■ **Your objective**: In the copy, include every entry exactly but none of the images.

[Dataset records]

◇ ◇ ◇ ◇ ◇

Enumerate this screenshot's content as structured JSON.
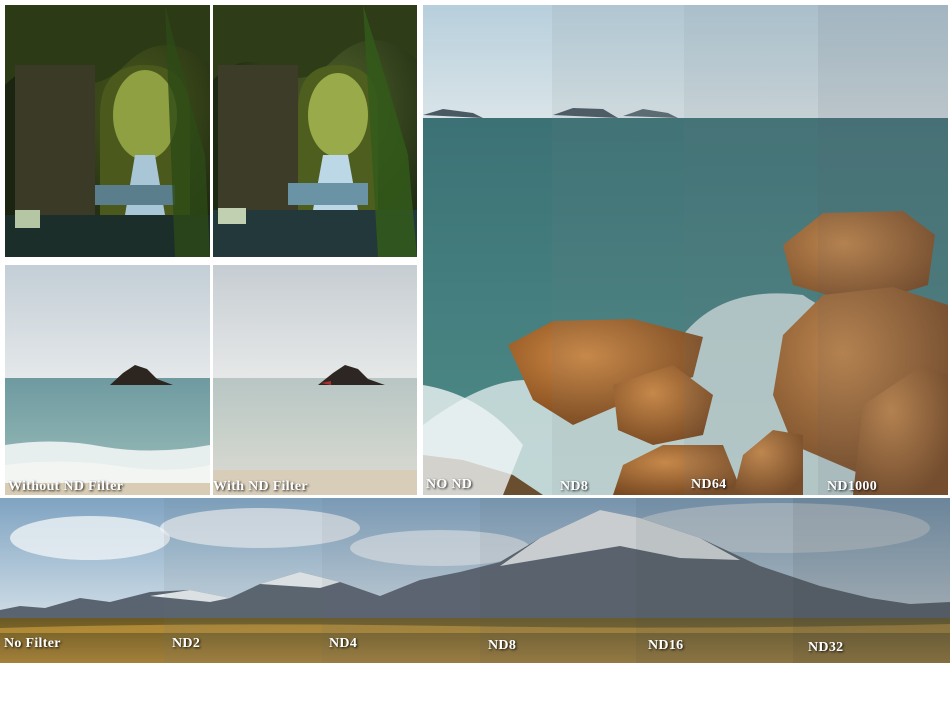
{
  "comparison_tunnel": {
    "left_alt": "Waterfall in stone tunnel without ND filter",
    "right_alt": "Waterfall in stone tunnel with ND filter"
  },
  "comparison_sea_rock": {
    "left_label": "Without ND Filter",
    "right_label": "With ND Filter"
  },
  "coast_strip": {
    "labels": [
      "NO ND",
      "ND8",
      "ND64",
      "ND1000"
    ]
  },
  "mountain_strip": {
    "labels": [
      "No Filter",
      "ND2",
      "ND4",
      "ND8",
      "ND16",
      "ND32"
    ]
  },
  "colors": {
    "sky_light": "#c9d6df",
    "sea": "#3f7f7e",
    "rock": "#b06a2f",
    "foliage": "#2f4a1c",
    "field": "#8a6a2a",
    "snow": "#e8ecef"
  }
}
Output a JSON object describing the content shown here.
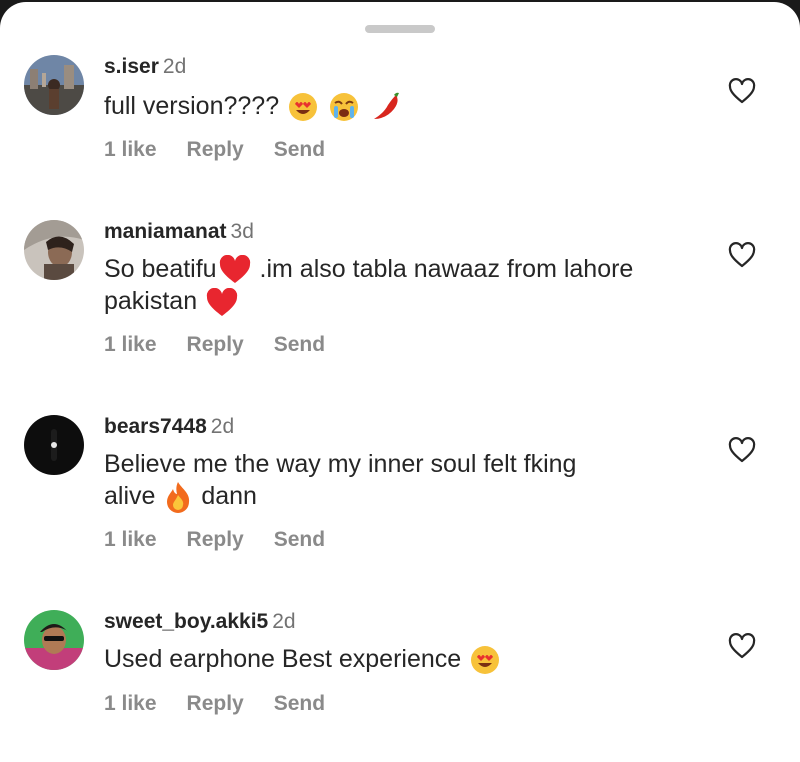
{
  "comments": [
    {
      "username": "s.iser",
      "age": "2d",
      "text_parts": [
        "full version????"
      ],
      "emojis": [
        "heart-eyes-emoji",
        "crying-emoji",
        "chili-emoji"
      ],
      "likes_label": "1 like",
      "reply_label": "Reply",
      "send_label": "Send"
    },
    {
      "username": "maniamanat",
      "age": "3d",
      "text_parts": [
        "So beatifu",
        " .im also tabla nawaaz from lahore",
        "pakistan"
      ],
      "emojis": [
        "red-heart-emoji",
        "red-heart-emoji"
      ],
      "likes_label": "1 like",
      "reply_label": "Reply",
      "send_label": "Send"
    },
    {
      "username": "bears7448",
      "age": "2d",
      "text_parts": [
        "Believe me  the way my inner soul felt fking",
        "alive",
        " dann"
      ],
      "emojis": [
        "fire-emoji"
      ],
      "likes_label": "1 like",
      "reply_label": "Reply",
      "send_label": "Send"
    },
    {
      "username": "sweet_boy.akki5",
      "age": "2d",
      "text_parts": [
        "Used earphone Best experience"
      ],
      "emojis": [
        "heart-eyes-emoji"
      ],
      "likes_label": "1 like",
      "reply_label": "Reply",
      "send_label": "Send"
    }
  ],
  "icons": {
    "like": "heart-outline-icon",
    "grabber": "sheet-grabber-handle"
  },
  "colors": {
    "text_primary": "#262626",
    "text_secondary": "#737373",
    "action_text": "#8a8a8a",
    "grabber": "#c9c9c9"
  }
}
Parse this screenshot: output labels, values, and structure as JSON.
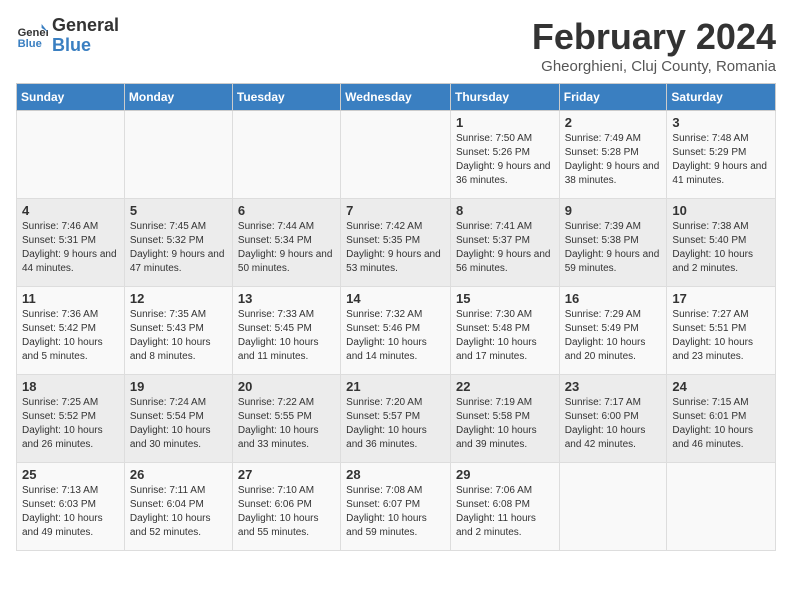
{
  "header": {
    "logo_line1": "General",
    "logo_line2": "Blue",
    "month_title": "February 2024",
    "location": "Gheorghieni, Cluj County, Romania"
  },
  "days_of_week": [
    "Sunday",
    "Monday",
    "Tuesday",
    "Wednesday",
    "Thursday",
    "Friday",
    "Saturday"
  ],
  "weeks": [
    [
      {
        "day": "",
        "info": ""
      },
      {
        "day": "",
        "info": ""
      },
      {
        "day": "",
        "info": ""
      },
      {
        "day": "",
        "info": ""
      },
      {
        "day": "1",
        "info": "Sunrise: 7:50 AM\nSunset: 5:26 PM\nDaylight: 9 hours and 36 minutes."
      },
      {
        "day": "2",
        "info": "Sunrise: 7:49 AM\nSunset: 5:28 PM\nDaylight: 9 hours and 38 minutes."
      },
      {
        "day": "3",
        "info": "Sunrise: 7:48 AM\nSunset: 5:29 PM\nDaylight: 9 hours and 41 minutes."
      }
    ],
    [
      {
        "day": "4",
        "info": "Sunrise: 7:46 AM\nSunset: 5:31 PM\nDaylight: 9 hours and 44 minutes."
      },
      {
        "day": "5",
        "info": "Sunrise: 7:45 AM\nSunset: 5:32 PM\nDaylight: 9 hours and 47 minutes."
      },
      {
        "day": "6",
        "info": "Sunrise: 7:44 AM\nSunset: 5:34 PM\nDaylight: 9 hours and 50 minutes."
      },
      {
        "day": "7",
        "info": "Sunrise: 7:42 AM\nSunset: 5:35 PM\nDaylight: 9 hours and 53 minutes."
      },
      {
        "day": "8",
        "info": "Sunrise: 7:41 AM\nSunset: 5:37 PM\nDaylight: 9 hours and 56 minutes."
      },
      {
        "day": "9",
        "info": "Sunrise: 7:39 AM\nSunset: 5:38 PM\nDaylight: 9 hours and 59 minutes."
      },
      {
        "day": "10",
        "info": "Sunrise: 7:38 AM\nSunset: 5:40 PM\nDaylight: 10 hours and 2 minutes."
      }
    ],
    [
      {
        "day": "11",
        "info": "Sunrise: 7:36 AM\nSunset: 5:42 PM\nDaylight: 10 hours and 5 minutes."
      },
      {
        "day": "12",
        "info": "Sunrise: 7:35 AM\nSunset: 5:43 PM\nDaylight: 10 hours and 8 minutes."
      },
      {
        "day": "13",
        "info": "Sunrise: 7:33 AM\nSunset: 5:45 PM\nDaylight: 10 hours and 11 minutes."
      },
      {
        "day": "14",
        "info": "Sunrise: 7:32 AM\nSunset: 5:46 PM\nDaylight: 10 hours and 14 minutes."
      },
      {
        "day": "15",
        "info": "Sunrise: 7:30 AM\nSunset: 5:48 PM\nDaylight: 10 hours and 17 minutes."
      },
      {
        "day": "16",
        "info": "Sunrise: 7:29 AM\nSunset: 5:49 PM\nDaylight: 10 hours and 20 minutes."
      },
      {
        "day": "17",
        "info": "Sunrise: 7:27 AM\nSunset: 5:51 PM\nDaylight: 10 hours and 23 minutes."
      }
    ],
    [
      {
        "day": "18",
        "info": "Sunrise: 7:25 AM\nSunset: 5:52 PM\nDaylight: 10 hours and 26 minutes."
      },
      {
        "day": "19",
        "info": "Sunrise: 7:24 AM\nSunset: 5:54 PM\nDaylight: 10 hours and 30 minutes."
      },
      {
        "day": "20",
        "info": "Sunrise: 7:22 AM\nSunset: 5:55 PM\nDaylight: 10 hours and 33 minutes."
      },
      {
        "day": "21",
        "info": "Sunrise: 7:20 AM\nSunset: 5:57 PM\nDaylight: 10 hours and 36 minutes."
      },
      {
        "day": "22",
        "info": "Sunrise: 7:19 AM\nSunset: 5:58 PM\nDaylight: 10 hours and 39 minutes."
      },
      {
        "day": "23",
        "info": "Sunrise: 7:17 AM\nSunset: 6:00 PM\nDaylight: 10 hours and 42 minutes."
      },
      {
        "day": "24",
        "info": "Sunrise: 7:15 AM\nSunset: 6:01 PM\nDaylight: 10 hours and 46 minutes."
      }
    ],
    [
      {
        "day": "25",
        "info": "Sunrise: 7:13 AM\nSunset: 6:03 PM\nDaylight: 10 hours and 49 minutes."
      },
      {
        "day": "26",
        "info": "Sunrise: 7:11 AM\nSunset: 6:04 PM\nDaylight: 10 hours and 52 minutes."
      },
      {
        "day": "27",
        "info": "Sunrise: 7:10 AM\nSunset: 6:06 PM\nDaylight: 10 hours and 55 minutes."
      },
      {
        "day": "28",
        "info": "Sunrise: 7:08 AM\nSunset: 6:07 PM\nDaylight: 10 hours and 59 minutes."
      },
      {
        "day": "29",
        "info": "Sunrise: 7:06 AM\nSunset: 6:08 PM\nDaylight: 11 hours and 2 minutes."
      },
      {
        "day": "",
        "info": ""
      },
      {
        "day": "",
        "info": ""
      }
    ]
  ]
}
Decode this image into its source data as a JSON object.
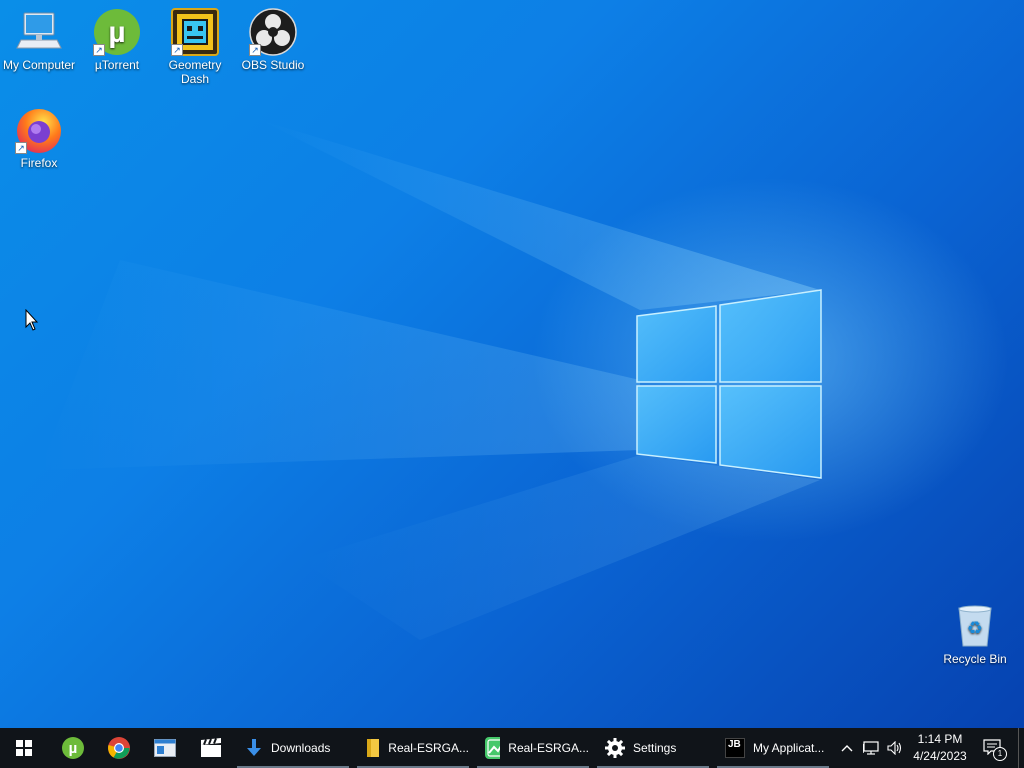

◇ ◇ ◇ ◇ ◇

■ **The completed task**:
Enumerate this screenshot's content as structured JSON.
{
  "comparison_tunnel": {
    "left_alt": "Waterfall in stone tunnel without ND filter",
    "right_alt": "Waterfall in stone tunnel with ND filter"
  },
  "comparison_sea_rock": {
    "left_label": "Without ND Filter",
    "right_label": "With ND Filter"
  },
  "coast_strip": {
    "labels": [
      "NO ND",
      "ND8",
      "ND64",
      "ND1000"
    ]
  },
  "mountain_strip": {
    "labels": [
      "No Filter",
      "ND2",
      "ND4",
      "ND8",
      "ND16",
      "ND32"
    ]
  },
  "colors": {
    "sky_light": "#c9d6df",
    "sea": "#3f7f7e",
    "rock": "#b06a2f",
    "foliage": "#2f4a1c",
    "field": "#8a6a2a",
    "snow": "#e8ecef"
  }
}
Output a JSON object describing the content shown here.
{
  "comments": [
    {
      "username": "s.iser",
      "age": "2d",
      "text_parts": [
        "full version????"
      ],
      "emojis": [
        "heart-eyes-emoji",
        "crying-emoji",
        "chili-emoji"
      ],
      "likes_label": "1 like",
      "reply_label": "Reply",
      "send_label": "Send"
    },
    {
      "username": "maniamanat",
      "age": "3d",
      "text_parts": [
        "So beatifu",
        " .im also tabla nawaaz from lahore",
        "pakistan"
      ],
      "emojis": [
        "red-heart-emoji",
        "red-heart-emoji"
      ],
      "likes_label": "1 like",
      "reply_label": "Reply",
      "send_label": "Send"
    },
    {
      "username": "bears7448",
      "age": "2d",
      "text_parts": [
        "Believe me  the way my inner soul felt fking",
        "alive",
        " dann"
      ],
      "emojis": [
        "fire-emoji"
      ],
      "likes_label": "1 like",
      "reply_label": "Reply",
      "send_label": "Send"
    },
    {
      "username": "sweet_boy.akki5",
      "age": "2d",
      "text_parts": [
        "Used earphone Best experience"
      ],
      "emojis": [
        "heart-eyes-emoji"
      ],
      "likes_label": "1 like",
      "reply_label": "Reply",
      "send_label": "Send"
    }
  ],
  "icons": {
    "like": "heart-outline-icon",
    "grabber": "sheet-grabber-handle"
  },
  "colors": {
    "text_primary": "#262626",
    "text_secondary": "#737373",
    "action_text": "#8a8a8a",
    "grabber": "#c9c9c9"
  }
}
Parse this screenshot: output labels, values, and structure as JSON.
{
  "header": {
    "logo_line1": "General",
    "logo_line2": "Blue",
    "month_title": "February 2024",
    "location": "Gheorghieni, Cluj County, Romania"
  },
  "days_of_week": [
    "Sunday",
    "Monday",
    "Tuesday",
    "Wednesday",
    "Thursday",
    "Friday",
    "Saturday"
  ],
  "weeks": [
    [
      {
        "day": "",
        "info": ""
      },
      {
        "day": "",
        "info": ""
      },
      {
        "day": "",
        "info": ""
      },
      {
        "day": "",
        "info": ""
      },
      {
        "day": "1",
        "info": "Sunrise: 7:50 AM\nSunset: 5:26 PM\nDaylight: 9 hours and 36 minutes."
      },
      {
        "day": "2",
        "info": "Sunrise: 7:49 AM\nSunset: 5:28 PM\nDaylight: 9 hours and 38 minutes."
      },
      {
        "day": "3",
        "info": "Sunrise: 7:48 AM\nSunset: 5:29 PM\nDaylight: 9 hours and 41 minutes."
      }
    ],
    [
      {
        "day": "4",
        "info": "Sunrise: 7:46 AM\nSunset: 5:31 PM\nDaylight: 9 hours and 44 minutes."
      },
      {
        "day": "5",
        "info": "Sunrise: 7:45 AM\nSunset: 5:32 PM\nDaylight: 9 hours and 47 minutes."
      },
      {
        "day": "6",
        "info": "Sunrise: 7:44 AM\nSunset: 5:34 PM\nDaylight: 9 hours and 50 minutes."
      },
      {
        "day": "7",
        "info": "Sunrise: 7:42 AM\nSunset: 5:35 PM\nDaylight: 9 hours and 53 minutes."
      },
      {
        "day": "8",
        "info": "Sunrise: 7:41 AM\nSunset: 5:37 PM\nDaylight: 9 hours and 56 minutes."
      },
      {
        "day": "9",
        "info": "Sunrise: 7:39 AM\nSunset: 5:38 PM\nDaylight: 9 hours and 59 minutes."
      },
      {
        "day": "10",
        "info": "Sunrise: 7:38 AM\nSunset: 5:40 PM\nDaylight: 10 hours and 2 minutes."
      }
    ],
    [
      {
        "day": "11",
        "info": "Sunrise: 7:36 AM\nSunset: 5:42 PM\nDaylight: 10 hours and 5 minutes."
      },
      {
        "day": "12",
        "info": "Sunrise: 7:35 AM\nSunset: 5:43 PM\nDaylight: 10 hours and 8 minutes."
      },
      {
        "day": "13",
        "info": "Sunrise: 7:33 AM\nSunset: 5:45 PM\nDaylight: 10 hours and 11 minutes."
      },
      {
        "day": "14",
        "info": "Sunrise: 7:32 AM\nSunset: 5:46 PM\nDaylight: 10 hours and 14 minutes."
      },
      {
        "day": "15",
        "info": "Sunrise: 7:30 AM\nSunset: 5:48 PM\nDaylight: 10 hours and 17 minutes."
      },
      {
        "day": "16",
        "info": "Sunrise: 7:29 AM\nSunset: 5:49 PM\nDaylight: 10 hours and 20 minutes."
      },
      {
        "day": "17",
        "info": "Sunrise: 7:27 AM\nSunset: 5:51 PM\nDaylight: 10 hours and 23 minutes."
      }
    ],
    [
      {
        "day": "18",
        "info": "Sunrise: 7:25 AM\nSunset: 5:52 PM\nDaylight: 10 hours and 26 minutes."
      },
      {
        "day": "19",
        "info": "Sunrise: 7:24 AM\nSunset: 5:54 PM\nDaylight: 10 hours and 30 minutes."
      },
      {
        "day": "20",
        "info": "Sunrise: 7:22 AM\nSunset: 5:55 PM\nDaylight: 10 hours and 33 minutes."
      },
      {
        "day": "21",
        "info": "Sunrise: 7:20 AM\nSunset: 5:57 PM\nDaylight: 10 hours and 36 minutes."
      },
      {
        "day": "22",
        "info": "Sunrise: 7:19 AM\nSunset: 5:58 PM\nDaylight: 10 hours and 39 minutes."
      },
      {
        "day": "23",
        "info": "Sunrise: 7:17 AM\nSunset: 6:00 PM\nDaylight: 10 hours and 42 minutes."
      },
      {
        "day": "24",
        "info": "Sunrise: 7:15 AM\nSunset: 6:01 PM\nDaylight: 10 hours and 46 minutes."
      }
    ],
    [
      {
        "day": "25",
        "info": "Sunrise: 7:13 AM\nSunset: 6:03 PM\nDaylight: 10 hours and 49 minutes."
      },
      {
        "day": "26",
        "info": "Sunrise: 7:11 AM\nSunset: 6:04 PM\nDaylight: 10 hours and 52 minutes."
      },
      {
        "day": "27",
        "info": "Sunrise: 7:10 AM\nSunset: 6:06 PM\nDaylight: 10 hours and 55 minutes."
      },
      {
        "day": "28",
        "info": "Sunrise: 7:08 AM\nSunset: 6:07 PM\nDaylight: 10 hours and 59 minutes."
      },
      {
        "day": "29",
        "info": "Sunrise: 7:06 AM\nSunset: 6:08 PM\nDaylight: 11 hours and 2 minutes."
      },
      {
        "day": "",
        "info": ""
      },
      {
        "day": "",
        "info": ""
      }
    ]
  ]
}
Decode this image into its source data as a JSON object.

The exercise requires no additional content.